> **Excerpt**
========================================

The first 1000 liver transplants at Queen Mary Hospital, the teaching hospital ...


Figure 1.

The first 1000 liver transplants at Queen Mary Hospital, the teaching hospital for The University of Hong Kong, with yearly numbers of transplant types. DDLT = deceased donor liver transplant; LDLT = living donor liver transplant.


Adult recipient survival of transplants for indications other than ...


Figure 2.

Adult recipient survival of transplants for indications other than hepatocellular carcinoma.


Adult recipient survival of transplants for hepatocellular carcinoma.


Figure 3.

Adult recipient survival of transplants for hepatocellular carcinoma.


Yearly hospital mortality of liver transplants at Queen Mary Hospital, Hong ...


Figure 4.

Yearly hospital mortality of liver transplants at Queen Mary Hospital, Hong Kong.

========================================

> **Data shown**

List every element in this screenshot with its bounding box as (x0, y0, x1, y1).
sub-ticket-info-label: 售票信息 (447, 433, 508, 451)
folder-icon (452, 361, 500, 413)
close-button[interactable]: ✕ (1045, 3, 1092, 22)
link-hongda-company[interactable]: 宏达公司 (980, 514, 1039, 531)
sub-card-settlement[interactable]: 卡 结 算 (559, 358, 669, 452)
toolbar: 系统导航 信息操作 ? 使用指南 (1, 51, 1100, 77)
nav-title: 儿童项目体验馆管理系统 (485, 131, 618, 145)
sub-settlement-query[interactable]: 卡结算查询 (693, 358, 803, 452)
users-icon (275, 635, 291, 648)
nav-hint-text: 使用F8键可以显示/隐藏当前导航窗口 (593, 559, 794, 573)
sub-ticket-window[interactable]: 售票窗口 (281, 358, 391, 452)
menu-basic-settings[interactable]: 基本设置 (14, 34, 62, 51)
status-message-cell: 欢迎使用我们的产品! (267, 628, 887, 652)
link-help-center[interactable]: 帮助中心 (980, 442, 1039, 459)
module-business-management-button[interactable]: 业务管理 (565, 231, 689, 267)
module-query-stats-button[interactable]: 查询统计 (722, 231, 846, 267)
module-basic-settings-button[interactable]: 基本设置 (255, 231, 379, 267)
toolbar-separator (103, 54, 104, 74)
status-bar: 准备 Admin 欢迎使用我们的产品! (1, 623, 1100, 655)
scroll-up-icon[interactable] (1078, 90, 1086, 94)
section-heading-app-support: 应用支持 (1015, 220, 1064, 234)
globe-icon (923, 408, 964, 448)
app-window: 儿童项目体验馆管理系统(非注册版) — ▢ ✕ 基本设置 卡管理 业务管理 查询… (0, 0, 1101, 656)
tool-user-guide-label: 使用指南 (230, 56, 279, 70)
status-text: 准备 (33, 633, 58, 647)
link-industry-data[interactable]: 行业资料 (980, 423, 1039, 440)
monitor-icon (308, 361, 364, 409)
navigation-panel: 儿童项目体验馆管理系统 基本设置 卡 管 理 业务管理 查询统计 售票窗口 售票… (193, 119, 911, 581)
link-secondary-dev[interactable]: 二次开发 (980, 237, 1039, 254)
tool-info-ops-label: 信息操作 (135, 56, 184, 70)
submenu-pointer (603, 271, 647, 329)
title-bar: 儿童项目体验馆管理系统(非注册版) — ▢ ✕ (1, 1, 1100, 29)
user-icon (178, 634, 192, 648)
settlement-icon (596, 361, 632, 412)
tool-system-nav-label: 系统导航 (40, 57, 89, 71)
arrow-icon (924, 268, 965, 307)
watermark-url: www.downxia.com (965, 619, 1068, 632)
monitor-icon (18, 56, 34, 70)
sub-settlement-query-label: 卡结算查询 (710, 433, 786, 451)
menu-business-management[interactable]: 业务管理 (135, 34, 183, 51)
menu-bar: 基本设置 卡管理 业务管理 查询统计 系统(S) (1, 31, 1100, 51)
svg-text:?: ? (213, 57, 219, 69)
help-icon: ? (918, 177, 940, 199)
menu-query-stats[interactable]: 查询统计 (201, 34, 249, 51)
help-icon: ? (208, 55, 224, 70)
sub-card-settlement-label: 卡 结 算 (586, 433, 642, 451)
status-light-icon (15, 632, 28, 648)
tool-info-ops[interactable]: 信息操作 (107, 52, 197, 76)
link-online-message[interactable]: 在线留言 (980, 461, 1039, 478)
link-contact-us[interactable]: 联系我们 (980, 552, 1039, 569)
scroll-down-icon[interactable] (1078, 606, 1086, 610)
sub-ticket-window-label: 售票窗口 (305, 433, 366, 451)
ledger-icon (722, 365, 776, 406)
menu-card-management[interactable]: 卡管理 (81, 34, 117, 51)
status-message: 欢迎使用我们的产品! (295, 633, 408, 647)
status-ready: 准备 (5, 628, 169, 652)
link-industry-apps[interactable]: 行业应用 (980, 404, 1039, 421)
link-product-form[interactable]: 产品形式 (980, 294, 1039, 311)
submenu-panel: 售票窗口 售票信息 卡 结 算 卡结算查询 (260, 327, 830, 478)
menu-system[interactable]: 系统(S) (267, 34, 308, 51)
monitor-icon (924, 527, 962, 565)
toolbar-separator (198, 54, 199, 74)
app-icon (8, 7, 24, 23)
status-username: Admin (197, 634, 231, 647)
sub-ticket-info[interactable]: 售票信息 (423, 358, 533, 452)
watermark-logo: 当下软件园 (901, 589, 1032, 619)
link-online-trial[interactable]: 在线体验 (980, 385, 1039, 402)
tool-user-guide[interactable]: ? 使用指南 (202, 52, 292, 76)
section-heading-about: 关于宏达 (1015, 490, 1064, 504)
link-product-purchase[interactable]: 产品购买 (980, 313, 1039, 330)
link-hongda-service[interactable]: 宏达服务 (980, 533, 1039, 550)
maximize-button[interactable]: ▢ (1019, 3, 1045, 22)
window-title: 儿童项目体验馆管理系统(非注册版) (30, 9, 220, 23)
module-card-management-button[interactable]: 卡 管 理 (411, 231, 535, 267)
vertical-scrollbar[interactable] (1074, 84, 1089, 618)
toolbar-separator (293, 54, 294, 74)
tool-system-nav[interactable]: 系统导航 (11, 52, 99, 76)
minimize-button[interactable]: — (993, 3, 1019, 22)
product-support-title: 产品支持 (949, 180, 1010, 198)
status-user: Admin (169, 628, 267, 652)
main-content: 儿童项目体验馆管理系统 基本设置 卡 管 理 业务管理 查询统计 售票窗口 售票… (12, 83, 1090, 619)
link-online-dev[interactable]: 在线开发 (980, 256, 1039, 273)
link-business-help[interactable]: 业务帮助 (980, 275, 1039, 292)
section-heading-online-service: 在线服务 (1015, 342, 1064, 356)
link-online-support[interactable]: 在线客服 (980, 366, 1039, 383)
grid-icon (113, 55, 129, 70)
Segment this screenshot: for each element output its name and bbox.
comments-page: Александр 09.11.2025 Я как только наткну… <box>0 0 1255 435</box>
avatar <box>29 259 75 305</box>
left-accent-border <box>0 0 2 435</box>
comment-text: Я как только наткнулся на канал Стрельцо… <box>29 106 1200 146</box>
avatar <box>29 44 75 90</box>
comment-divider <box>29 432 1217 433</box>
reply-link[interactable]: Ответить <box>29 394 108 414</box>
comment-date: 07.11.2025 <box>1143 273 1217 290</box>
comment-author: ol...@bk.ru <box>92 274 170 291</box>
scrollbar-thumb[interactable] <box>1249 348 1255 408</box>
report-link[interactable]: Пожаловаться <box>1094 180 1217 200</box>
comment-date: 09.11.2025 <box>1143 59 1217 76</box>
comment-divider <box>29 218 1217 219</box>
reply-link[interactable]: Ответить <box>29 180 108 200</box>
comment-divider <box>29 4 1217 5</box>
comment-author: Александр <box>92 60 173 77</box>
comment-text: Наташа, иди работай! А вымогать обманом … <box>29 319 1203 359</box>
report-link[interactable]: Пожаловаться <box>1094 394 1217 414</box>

========================================

Copy out the full text of the liver transplant figure captions above, word for word.

The first 1000 liver transplants at Queen Mary Hospital, the teaching hospital ...


Figure 1.

The first 1000 liver transplants at Queen Mary Hospital, the teaching hospital for The University of Hong Kong, with yearly numbers of transplant types. DDLT = deceased donor liver transplant; LDLT = living donor liver transplant.


Adult recipient survival of transplants for indications other than ...


Figure 2.

Adult recipient survival of transplants for indications other than hepatocellular carcinoma.


Adult recipient survival of transplants for hepatocellular carcinoma.


Figure 3.

Adult recipient survival of transplants for hepatocellular carcinoma.


Yearly hospital mortality of liver transplants at Queen Mary Hospital, Hong ...


Figure 4.

Yearly hospital mortality of liver transplants at Queen Mary Hospital, Hong Kong.